** START **

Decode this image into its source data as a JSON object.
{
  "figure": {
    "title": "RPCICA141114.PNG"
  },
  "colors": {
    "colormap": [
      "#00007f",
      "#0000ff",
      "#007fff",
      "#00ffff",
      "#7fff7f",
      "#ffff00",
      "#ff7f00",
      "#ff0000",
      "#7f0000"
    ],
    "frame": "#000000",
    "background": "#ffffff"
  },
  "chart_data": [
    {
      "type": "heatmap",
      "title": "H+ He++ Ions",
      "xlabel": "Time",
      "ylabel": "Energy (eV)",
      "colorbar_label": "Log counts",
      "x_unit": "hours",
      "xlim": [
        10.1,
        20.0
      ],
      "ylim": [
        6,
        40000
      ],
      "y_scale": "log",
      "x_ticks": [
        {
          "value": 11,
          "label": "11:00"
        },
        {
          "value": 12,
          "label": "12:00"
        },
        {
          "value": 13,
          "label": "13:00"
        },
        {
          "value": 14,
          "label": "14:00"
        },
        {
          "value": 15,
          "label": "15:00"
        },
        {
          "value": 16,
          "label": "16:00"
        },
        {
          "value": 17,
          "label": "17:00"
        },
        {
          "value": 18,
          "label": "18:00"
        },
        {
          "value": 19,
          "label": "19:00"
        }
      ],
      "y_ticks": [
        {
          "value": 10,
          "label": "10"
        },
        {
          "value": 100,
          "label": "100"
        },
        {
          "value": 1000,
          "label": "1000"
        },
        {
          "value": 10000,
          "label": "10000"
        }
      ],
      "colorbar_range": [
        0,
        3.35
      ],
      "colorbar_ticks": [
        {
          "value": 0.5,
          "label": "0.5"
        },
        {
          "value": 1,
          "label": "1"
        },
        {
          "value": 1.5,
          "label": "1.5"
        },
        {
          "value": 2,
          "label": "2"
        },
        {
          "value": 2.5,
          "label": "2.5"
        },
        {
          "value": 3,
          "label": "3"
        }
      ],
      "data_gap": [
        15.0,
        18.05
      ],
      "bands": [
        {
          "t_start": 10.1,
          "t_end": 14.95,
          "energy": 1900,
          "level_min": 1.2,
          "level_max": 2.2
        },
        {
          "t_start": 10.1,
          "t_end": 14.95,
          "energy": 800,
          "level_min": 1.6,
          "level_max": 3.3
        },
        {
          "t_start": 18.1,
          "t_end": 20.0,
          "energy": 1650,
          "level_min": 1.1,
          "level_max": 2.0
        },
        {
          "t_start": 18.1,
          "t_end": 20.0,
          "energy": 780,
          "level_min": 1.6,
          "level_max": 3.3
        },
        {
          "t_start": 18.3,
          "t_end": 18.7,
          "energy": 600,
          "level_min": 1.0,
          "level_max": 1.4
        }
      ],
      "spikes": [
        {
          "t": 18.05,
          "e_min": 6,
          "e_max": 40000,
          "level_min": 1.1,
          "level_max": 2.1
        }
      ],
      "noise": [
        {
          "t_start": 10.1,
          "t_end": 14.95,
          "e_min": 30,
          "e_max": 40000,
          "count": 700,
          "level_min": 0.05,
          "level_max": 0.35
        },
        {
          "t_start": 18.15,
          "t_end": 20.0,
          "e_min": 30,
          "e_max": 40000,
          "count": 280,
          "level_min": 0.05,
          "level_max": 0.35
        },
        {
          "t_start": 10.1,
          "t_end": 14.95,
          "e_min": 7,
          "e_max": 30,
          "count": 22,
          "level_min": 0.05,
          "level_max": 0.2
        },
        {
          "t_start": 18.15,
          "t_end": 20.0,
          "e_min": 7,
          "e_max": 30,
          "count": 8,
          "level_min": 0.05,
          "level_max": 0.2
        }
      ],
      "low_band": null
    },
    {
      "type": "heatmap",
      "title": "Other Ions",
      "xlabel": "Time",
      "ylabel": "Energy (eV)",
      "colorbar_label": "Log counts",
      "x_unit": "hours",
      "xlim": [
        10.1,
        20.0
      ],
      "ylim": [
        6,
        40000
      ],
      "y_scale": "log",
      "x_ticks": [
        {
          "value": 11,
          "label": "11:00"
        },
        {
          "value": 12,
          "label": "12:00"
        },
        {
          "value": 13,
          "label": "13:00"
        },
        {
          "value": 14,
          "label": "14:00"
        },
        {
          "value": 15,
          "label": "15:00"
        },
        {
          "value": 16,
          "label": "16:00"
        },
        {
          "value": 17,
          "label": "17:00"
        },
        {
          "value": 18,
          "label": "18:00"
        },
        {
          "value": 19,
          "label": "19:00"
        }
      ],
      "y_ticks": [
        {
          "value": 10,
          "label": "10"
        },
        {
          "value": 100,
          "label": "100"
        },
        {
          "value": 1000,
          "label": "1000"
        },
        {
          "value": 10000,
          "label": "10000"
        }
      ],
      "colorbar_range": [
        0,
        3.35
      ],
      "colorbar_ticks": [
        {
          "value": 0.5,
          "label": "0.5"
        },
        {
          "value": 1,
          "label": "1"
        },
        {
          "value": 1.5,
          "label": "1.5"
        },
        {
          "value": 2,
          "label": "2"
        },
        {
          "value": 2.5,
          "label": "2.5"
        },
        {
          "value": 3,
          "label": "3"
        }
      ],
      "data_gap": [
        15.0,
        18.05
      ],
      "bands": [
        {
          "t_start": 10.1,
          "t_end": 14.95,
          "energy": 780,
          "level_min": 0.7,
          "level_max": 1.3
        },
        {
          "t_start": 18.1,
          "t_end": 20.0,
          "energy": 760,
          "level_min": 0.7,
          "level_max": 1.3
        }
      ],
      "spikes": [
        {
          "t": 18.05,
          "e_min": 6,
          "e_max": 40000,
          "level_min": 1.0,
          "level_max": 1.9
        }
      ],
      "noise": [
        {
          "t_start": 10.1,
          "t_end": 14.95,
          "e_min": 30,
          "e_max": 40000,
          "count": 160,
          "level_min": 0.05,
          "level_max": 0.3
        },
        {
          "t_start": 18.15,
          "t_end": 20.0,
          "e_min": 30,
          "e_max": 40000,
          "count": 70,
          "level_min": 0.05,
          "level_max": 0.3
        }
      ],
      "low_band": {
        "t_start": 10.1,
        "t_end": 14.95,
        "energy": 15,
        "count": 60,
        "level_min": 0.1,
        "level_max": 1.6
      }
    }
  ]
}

** END **

### What you are asked to do
Print every entry exactly as written.

### Reply to the exercise
Decode this image into its source data as a JSON object.
{
  "figure": {
    "title": "RPCICA141114.PNG"
  },
  "colors": {
    "colormap": [
      "#00007f",
      "#0000ff",
      "#007fff",
      "#00ffff",
      "#7fff7f",
      "#ffff00",
      "#ff7f00",
      "#ff0000",
      "#7f0000"
    ],
    "frame": "#000000",
    "background": "#ffffff"
  },
  "chart_data": [
    {
      "type": "heatmap",
      "title": "H+ He++ Ions",
      "xlabel": "Time",
      "ylabel": "Energy (eV)",
      "colorbar_label": "Log counts",
      "x_unit": "hours",
      "xlim": [
        10.1,
        20.0
      ],
      "ylim": [
        6,
        40000
      ],
      "y_scale": "log",
      "x_ticks": [
        {
          "value": 11,
          "label": "11:00"
        },
        {
          "value": 12,
          "label": "12:00"
        },
        {
          "value": 13,
          "label": "13:00"
        },
        {
          "value": 14,
          "label": "14:00"
        },
        {
          "value": 15,
          "label": "15:00"
        },
        {
          "value": 16,
          "label": "16:00"
        },
        {
          "value": 17,
          "label": "17:00"
        },
        {
          "value": 18,
          "label": "18:00"
        },
        {
          "value": 19,
          "label": "19:00"
        }
      ],
      "y_ticks": [
        {
          "value": 10,
          "label": "10"
        },
        {
          "value": 100,
          "label": "100"
        },
        {
          "value": 1000,
          "label": "1000"
        },
        {
          "value": 10000,
          "label": "10000"
        }
      ],
      "colorbar_range": [
        0,
        3.35
      ],
      "colorbar_ticks": [
        {
          "value": 0.5,
          "label": "0.5"
        },
        {
          "value": 1,
          "label": "1"
        },
        {
          "value": 1.5,
          "label": "1.5"
        },
        {
          "value": 2,
          "label": "2"
        },
        {
          "value": 2.5,
          "label": "2.5"
        },
        {
          "value": 3,
          "label": "3"
        }
      ],
      "data_gap": [
        15.0,
        18.05
      ],
      "bands": [
        {
          "t_start": 10.1,
          "t_end": 14.95,
          "energy": 1900,
          "level_min": 1.2,
          "level_max": 2.2
        },
        {
          "t_start": 10.1,
          "t_end": 14.95,
          "energy": 800,
          "level_min": 1.6,
          "level_max": 3.3
        },
        {
          "t_start": 18.1,
          "t_end": 20.0,
          "energy": 1650,
          "level_min": 1.1,
          "level_max": 2.0
        },
        {
          "t_start": 18.1,
          "t_end": 20.0,
          "energy": 780,
          "level_min": 1.6,
          "level_max": 3.3
        },
        {
          "t_start": 18.3,
          "t_end": 18.7,
          "energy": 600,
          "level_min": 1.0,
          "level_max": 1.4
        }
      ],
      "spikes": [
        {
          "t": 18.05,
          "e_min": 6,
          "e_max": 40000,
          "level_min": 1.1,
          "level_max": 2.1
        }
      ],
      "noise": [
        {
          "t_start": 10.1,
          "t_end": 14.95,
          "e_min": 30,
          "e_max": 40000,
          "count": 700,
          "level_min": 0.05,
          "level_max": 0.35
        },
        {
          "t_start": 18.15,
          "t_end": 20.0,
          "e_min": 30,
          "e_max": 40000,
          "count": 280,
          "level_min": 0.05,
          "level_max": 0.35
        },
        {
          "t_start": 10.1,
          "t_end": 14.95,
          "e_min": 7,
          "e_max": 30,
          "count": 22,
          "level_min": 0.05,
          "level_max": 0.2
        },
        {
          "t_start": 18.15,
          "t_end": 20.0,
          "e_min": 7,
          "e_max": 30,
          "count": 8,
          "level_min": 0.05,
          "level_max": 0.2
        }
      ],
      "low_band": null
    },
    {
      "type": "heatmap",
      "title": "Other Ions",
      "xlabel": "Time",
      "ylabel": "Energy (eV)",
      "colorbar_label": "Log counts",
      "x_unit": "hours",
      "xlim": [
        10.1,
        20.0
      ],
      "ylim": [
        6,
        40000
      ],
      "y_scale": "log",
      "x_ticks": [
        {
          "value": 11,
          "label": "11:00"
        },
        {
          "value": 12,
          "label": "12:00"
        },
        {
          "value": 13,
          "label": "13:00"
        },
        {
          "value": 14,
          "label": "14:00"
        },
        {
          "value": 15,
          "label": "15:00"
        },
        {
          "value": 16,
          "label": "16:00"
        },
        {
          "value": 17,
          "label": "17:00"
        },
        {
          "value": 18,
          "label": "18:00"
        },
        {
          "value": 19,
          "label": "19:00"
        }
      ],
      "y_ticks": [
        {
          "value": 10,
          "label": "10"
        },
        {
          "value": 100,
          "label": "100"
        },
        {
          "value": 1000,
          "label": "1000"
        },
        {
          "value": 10000,
          "label": "10000"
        }
      ],
      "colorbar_range": [
        0,
        3.35
      ],
      "colorbar_ticks": [
        {
          "value": 0.5,
          "label": "0.5"
        },
        {
          "value": 1,
          "label": "1"
        },
        {
          "value": 1.5,
          "label": "1.5"
        },
        {
          "value": 2,
          "label": "2"
        },
        {
          "value": 2.5,
          "label": "2.5"
        },
        {
          "value": 3,
          "label": "3"
        }
      ],
      "data_gap": [
        15.0,
        18.05
      ],
      "bands": [
        {
          "t_start": 10.1,
          "t_end": 14.95,
          "energy": 780,
          "level_min": 0.7,
          "level_max": 1.3
        },
        {
          "t_start": 18.1,
          "t_end": 20.0,
          "energy": 760,
          "level_min": 0.7,
          "level_max": 1.3
        }
      ],
      "spikes": [
        {
          "t": 18.05,
          "e_min": 6,
          "e_max": 40000,
          "level_min": 1.0,
          "level_max": 1.9
        }
      ],
      "noise": [
        {
          "t_start": 10.1,
          "t_end": 14.95,
          "e_min": 30,
          "e_max": 40000,
          "count": 160,
          "level_min": 0.05,
          "level_max": 0.3
        },
        {
          "t_start": 18.15,
          "t_end": 20.0,
          "e_min": 30,
          "e_max": 40000,
          "count": 70,
          "level_min": 0.05,
          "level_max": 0.3
        }
      ],
      "low_band": {
        "t_start": 10.1,
        "t_end": 14.95,
        "energy": 15,
        "count": 60,
        "level_min": 0.1,
        "level_max": 1.6
      }
    }
  ]
}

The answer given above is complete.